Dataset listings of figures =
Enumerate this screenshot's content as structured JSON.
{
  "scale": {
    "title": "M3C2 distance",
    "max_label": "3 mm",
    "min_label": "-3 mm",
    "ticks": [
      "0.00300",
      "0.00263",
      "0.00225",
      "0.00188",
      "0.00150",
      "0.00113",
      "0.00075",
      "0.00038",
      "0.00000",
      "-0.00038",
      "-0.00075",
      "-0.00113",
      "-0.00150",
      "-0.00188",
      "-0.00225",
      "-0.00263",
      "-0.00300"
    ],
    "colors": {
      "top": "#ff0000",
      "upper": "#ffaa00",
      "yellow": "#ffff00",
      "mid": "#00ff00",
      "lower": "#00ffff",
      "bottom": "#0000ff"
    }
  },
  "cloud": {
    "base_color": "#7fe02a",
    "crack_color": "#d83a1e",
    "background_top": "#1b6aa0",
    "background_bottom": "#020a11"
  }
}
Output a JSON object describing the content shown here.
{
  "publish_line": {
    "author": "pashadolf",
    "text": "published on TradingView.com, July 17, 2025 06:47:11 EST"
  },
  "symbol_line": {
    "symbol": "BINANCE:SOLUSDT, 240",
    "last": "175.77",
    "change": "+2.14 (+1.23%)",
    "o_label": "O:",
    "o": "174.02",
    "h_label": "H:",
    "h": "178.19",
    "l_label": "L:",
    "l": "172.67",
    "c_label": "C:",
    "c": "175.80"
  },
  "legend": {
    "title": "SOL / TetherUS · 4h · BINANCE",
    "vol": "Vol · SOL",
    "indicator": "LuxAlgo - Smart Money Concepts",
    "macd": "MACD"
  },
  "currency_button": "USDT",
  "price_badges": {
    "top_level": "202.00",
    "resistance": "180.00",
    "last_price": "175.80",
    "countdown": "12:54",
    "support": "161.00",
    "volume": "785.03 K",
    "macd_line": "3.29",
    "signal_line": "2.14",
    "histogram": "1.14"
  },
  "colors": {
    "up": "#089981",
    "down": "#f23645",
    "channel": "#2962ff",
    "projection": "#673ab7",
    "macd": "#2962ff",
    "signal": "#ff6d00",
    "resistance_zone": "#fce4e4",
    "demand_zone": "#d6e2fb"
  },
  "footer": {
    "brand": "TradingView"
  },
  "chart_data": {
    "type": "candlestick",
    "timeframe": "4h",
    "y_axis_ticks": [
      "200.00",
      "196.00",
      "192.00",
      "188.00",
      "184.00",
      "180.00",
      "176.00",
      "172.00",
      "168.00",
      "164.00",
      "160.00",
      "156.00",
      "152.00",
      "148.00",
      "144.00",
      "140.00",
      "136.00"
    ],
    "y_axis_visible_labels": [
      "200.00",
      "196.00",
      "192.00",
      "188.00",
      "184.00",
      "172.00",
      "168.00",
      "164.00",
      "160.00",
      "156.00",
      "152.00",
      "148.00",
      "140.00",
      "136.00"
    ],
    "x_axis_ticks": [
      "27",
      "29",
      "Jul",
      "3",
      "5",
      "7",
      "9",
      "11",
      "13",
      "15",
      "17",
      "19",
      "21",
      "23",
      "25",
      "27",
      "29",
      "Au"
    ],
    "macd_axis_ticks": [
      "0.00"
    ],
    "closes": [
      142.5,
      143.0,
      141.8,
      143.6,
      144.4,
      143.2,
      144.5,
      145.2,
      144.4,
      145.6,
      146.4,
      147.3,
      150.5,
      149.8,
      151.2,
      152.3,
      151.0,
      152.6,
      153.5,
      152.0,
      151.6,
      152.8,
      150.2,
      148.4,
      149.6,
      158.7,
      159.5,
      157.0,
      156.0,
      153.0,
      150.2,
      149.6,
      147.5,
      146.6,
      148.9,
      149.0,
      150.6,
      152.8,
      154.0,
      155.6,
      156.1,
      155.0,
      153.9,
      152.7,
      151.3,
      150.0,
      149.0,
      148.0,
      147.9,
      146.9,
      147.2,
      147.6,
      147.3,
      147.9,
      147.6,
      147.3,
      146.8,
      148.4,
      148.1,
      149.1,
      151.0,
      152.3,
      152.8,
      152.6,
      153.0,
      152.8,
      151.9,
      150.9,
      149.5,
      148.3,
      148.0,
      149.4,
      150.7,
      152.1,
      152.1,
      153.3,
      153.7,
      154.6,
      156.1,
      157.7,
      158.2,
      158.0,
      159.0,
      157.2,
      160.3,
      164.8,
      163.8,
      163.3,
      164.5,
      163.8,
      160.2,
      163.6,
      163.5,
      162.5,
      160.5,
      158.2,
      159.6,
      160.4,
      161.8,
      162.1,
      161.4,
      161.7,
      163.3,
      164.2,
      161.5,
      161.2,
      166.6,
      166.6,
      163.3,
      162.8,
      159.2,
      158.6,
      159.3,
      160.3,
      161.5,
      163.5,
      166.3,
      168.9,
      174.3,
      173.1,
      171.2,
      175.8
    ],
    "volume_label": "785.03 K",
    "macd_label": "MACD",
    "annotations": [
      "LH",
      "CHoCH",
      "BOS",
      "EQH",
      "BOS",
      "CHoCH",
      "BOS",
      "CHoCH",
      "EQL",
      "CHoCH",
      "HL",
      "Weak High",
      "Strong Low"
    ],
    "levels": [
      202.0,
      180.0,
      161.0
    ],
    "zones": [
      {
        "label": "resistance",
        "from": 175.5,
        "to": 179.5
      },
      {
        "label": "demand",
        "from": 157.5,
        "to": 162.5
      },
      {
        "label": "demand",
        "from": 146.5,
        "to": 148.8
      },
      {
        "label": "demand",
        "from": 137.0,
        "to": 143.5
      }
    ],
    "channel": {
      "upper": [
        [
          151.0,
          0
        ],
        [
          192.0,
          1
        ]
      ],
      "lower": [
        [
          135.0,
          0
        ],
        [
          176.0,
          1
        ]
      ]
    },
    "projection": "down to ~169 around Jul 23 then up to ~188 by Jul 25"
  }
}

The exercise =
Only the number is wanted: count the lines of the records that hold the word "from".

Output =
4